[Written task]:
Transcribe the entries that follow exactly as they appear, minus pictures.

[Material for this exercise]:
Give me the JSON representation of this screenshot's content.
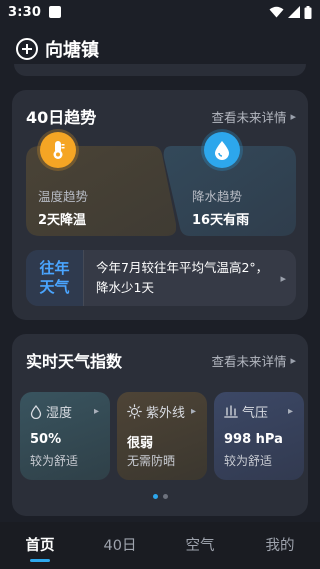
{
  "status_bar": {
    "time": "3:30"
  },
  "header": {
    "city": "向塘镇"
  },
  "trend_card": {
    "title": "40日趋势",
    "more_label": "查看未来详情",
    "temp": {
      "label": "温度趋势",
      "value": "2天降温",
      "icon": "thermometer-icon",
      "color": "#f5a524"
    },
    "rain": {
      "label": "降水趋势",
      "value": "16天有雨",
      "icon": "raindrop-icon",
      "color": "#2da7ec"
    },
    "history": {
      "badge_line1": "往年",
      "badge_line2": "天气",
      "text": "今年7月较往年平均气温高2°，降水少1天"
    }
  },
  "index_card": {
    "title": "实时天气指数",
    "more_label": "查看未来详情",
    "items": [
      {
        "name": "湿度",
        "value": "50%",
        "desc": "较为舒适",
        "icon": "humidity-drop-icon"
      },
      {
        "name": "紫外线",
        "value": "很弱",
        "desc": "无需防晒",
        "icon": "sun-icon"
      },
      {
        "name": "气压",
        "value": "998 hPa",
        "desc": "较为舒适",
        "icon": "pressure-icon"
      }
    ],
    "page_count": 2,
    "active_page": 1
  },
  "bottom_nav": {
    "tabs": [
      {
        "label": "首页",
        "active": true
      },
      {
        "label": "40日",
        "active": false
      },
      {
        "label": "空气",
        "active": false
      },
      {
        "label": "我的",
        "active": false
      }
    ]
  }
}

[Exercise output]:
Give me the JSON representation of this screenshot's content.
{
  "status_bar": {
    "time": "3:30"
  },
  "header": {
    "city": "向塘镇"
  },
  "trend_card": {
    "title": "40日趋势",
    "more_label": "查看未来详情",
    "temp": {
      "label": "温度趋势",
      "value": "2天降温",
      "icon": "thermometer-icon",
      "color": "#f5a524"
    },
    "rain": {
      "label": "降水趋势",
      "value": "16天有雨",
      "icon": "raindrop-icon",
      "color": "#2da7ec"
    },
    "history": {
      "badge_line1": "往年",
      "badge_line2": "天气",
      "text": "今年7月较往年平均气温高2°，降水少1天"
    }
  },
  "index_card": {
    "title": "实时天气指数",
    "more_label": "查看未来详情",
    "items": [
      {
        "name": "湿度",
        "value": "50%",
        "desc": "较为舒适",
        "icon": "humidity-drop-icon"
      },
      {
        "name": "紫外线",
        "value": "很弱",
        "desc": "无需防晒",
        "icon": "sun-icon"
      },
      {
        "name": "气压",
        "value": "998 hPa",
        "desc": "较为舒适",
        "icon": "pressure-icon"
      }
    ],
    "page_count": 2,
    "active_page": 1
  },
  "bottom_nav": {
    "tabs": [
      {
        "label": "首页",
        "active": true
      },
      {
        "label": "40日",
        "active": false
      },
      {
        "label": "空气",
        "active": false
      },
      {
        "label": "我的",
        "active": false
      }
    ]
  }
}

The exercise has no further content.